PROBLEM DESCRIPTION | Look through the data below. Pick out the lines holding the string "Frequency".

[Dataset listings of figures]
· · ·
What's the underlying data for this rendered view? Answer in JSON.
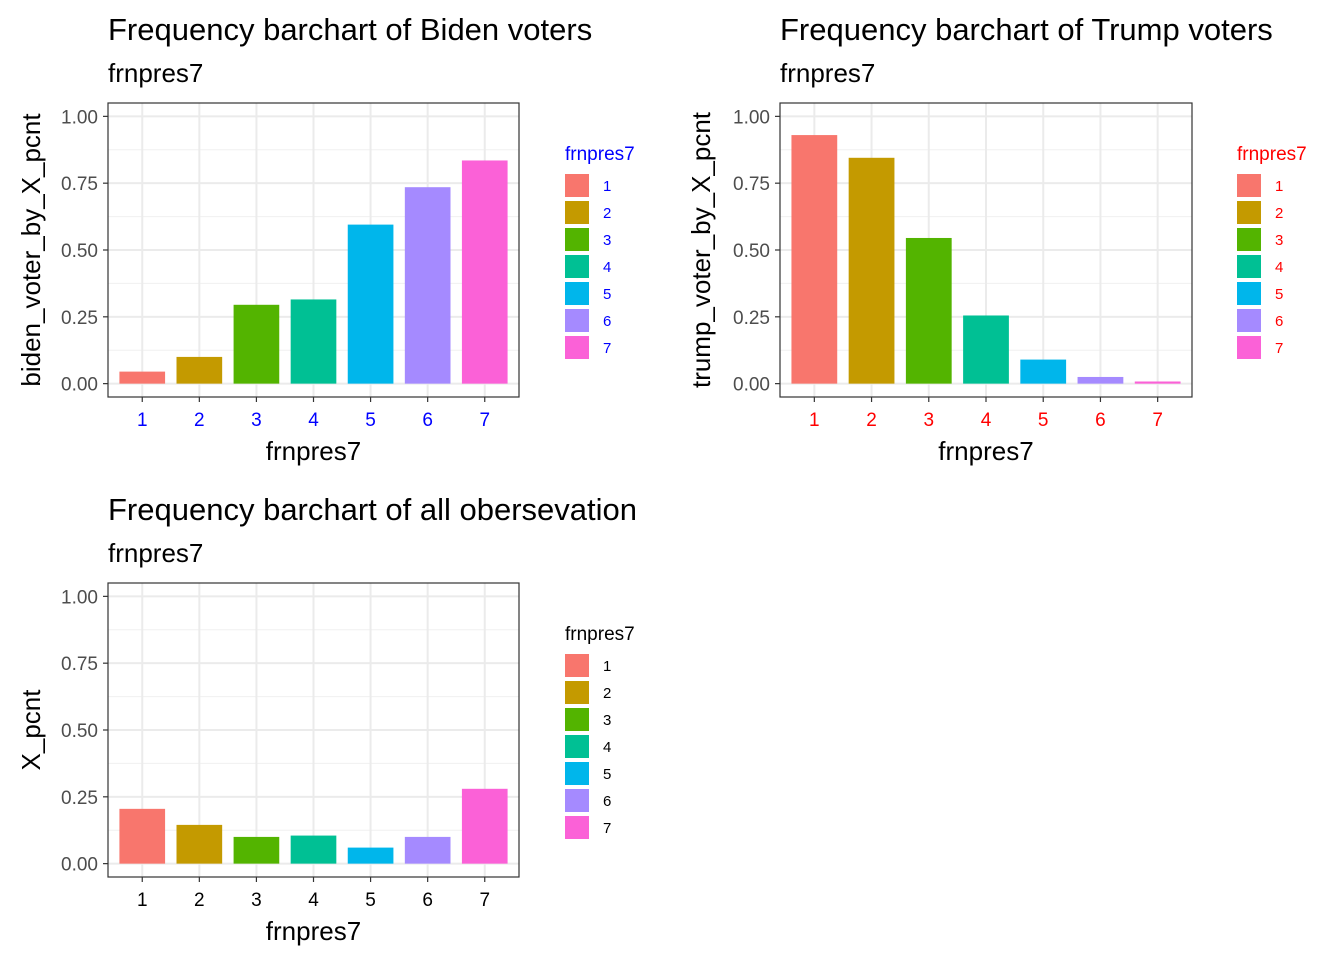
{
  "chart_data": [
    {
      "type": "bar",
      "title": "Frequency barchart of Biden voters",
      "subtitle": "frnpres7",
      "xlabel": "frnpres7",
      "ylabel": "biden_voter_by_X_pcnt",
      "categories": [
        "1",
        "2",
        "3",
        "4",
        "5",
        "6",
        "7"
      ],
      "values": [
        0.045,
        0.1,
        0.295,
        0.315,
        0.595,
        0.735,
        0.835
      ],
      "ylim": [
        0,
        1
      ],
      "yticks": [
        "0.00",
        "0.25",
        "0.50",
        "0.75",
        "1.00"
      ],
      "grid": true,
      "legend": {
        "title": "frnpres7",
        "position": "right",
        "labels": [
          "1",
          "2",
          "3",
          "4",
          "5",
          "6",
          "7"
        ]
      },
      "label_color": "#0000FF"
    },
    {
      "type": "bar",
      "title": "Frequency barchart of Trump voters",
      "subtitle": "frnpres7",
      "xlabel": "frnpres7",
      "ylabel": "trump_voter_by_X_pcnt",
      "categories": [
        "1",
        "2",
        "3",
        "4",
        "5",
        "6",
        "7"
      ],
      "values": [
        0.93,
        0.845,
        0.545,
        0.255,
        0.09,
        0.025,
        0.008
      ],
      "ylim": [
        0,
        1
      ],
      "yticks": [
        "0.00",
        "0.25",
        "0.50",
        "0.75",
        "1.00"
      ],
      "grid": true,
      "legend": {
        "title": "frnpres7",
        "position": "right",
        "labels": [
          "1",
          "2",
          "3",
          "4",
          "5",
          "6",
          "7"
        ]
      },
      "label_color": "#FF0000"
    },
    {
      "type": "bar",
      "title": "Frequency barchart of all obersevation",
      "subtitle": "frnpres7",
      "xlabel": "frnpres7",
      "ylabel": "X_pcnt",
      "categories": [
        "1",
        "2",
        "3",
        "4",
        "5",
        "6",
        "7"
      ],
      "values": [
        0.205,
        0.145,
        0.1,
        0.105,
        0.06,
        0.1,
        0.28
      ],
      "ylim": [
        0,
        1
      ],
      "yticks": [
        "0.00",
        "0.25",
        "0.50",
        "0.75",
        "1.00"
      ],
      "grid": true,
      "legend": {
        "title": "frnpres7",
        "position": "right",
        "labels": [
          "1",
          "2",
          "3",
          "4",
          "5",
          "6",
          "7"
        ]
      },
      "label_color": "#000000"
    }
  ],
  "palette": [
    "#F8766D",
    "#C49A00",
    "#53B400",
    "#00C094",
    "#00B6EB",
    "#A58AFF",
    "#FB61D7"
  ]
}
· · ·
FINISHED ANSWER |
      "title": "Frequency barchart of Biden voters",
      "title": "Frequency barchart of Trump voters",
      "title": "Frequency barchart of all obersevation",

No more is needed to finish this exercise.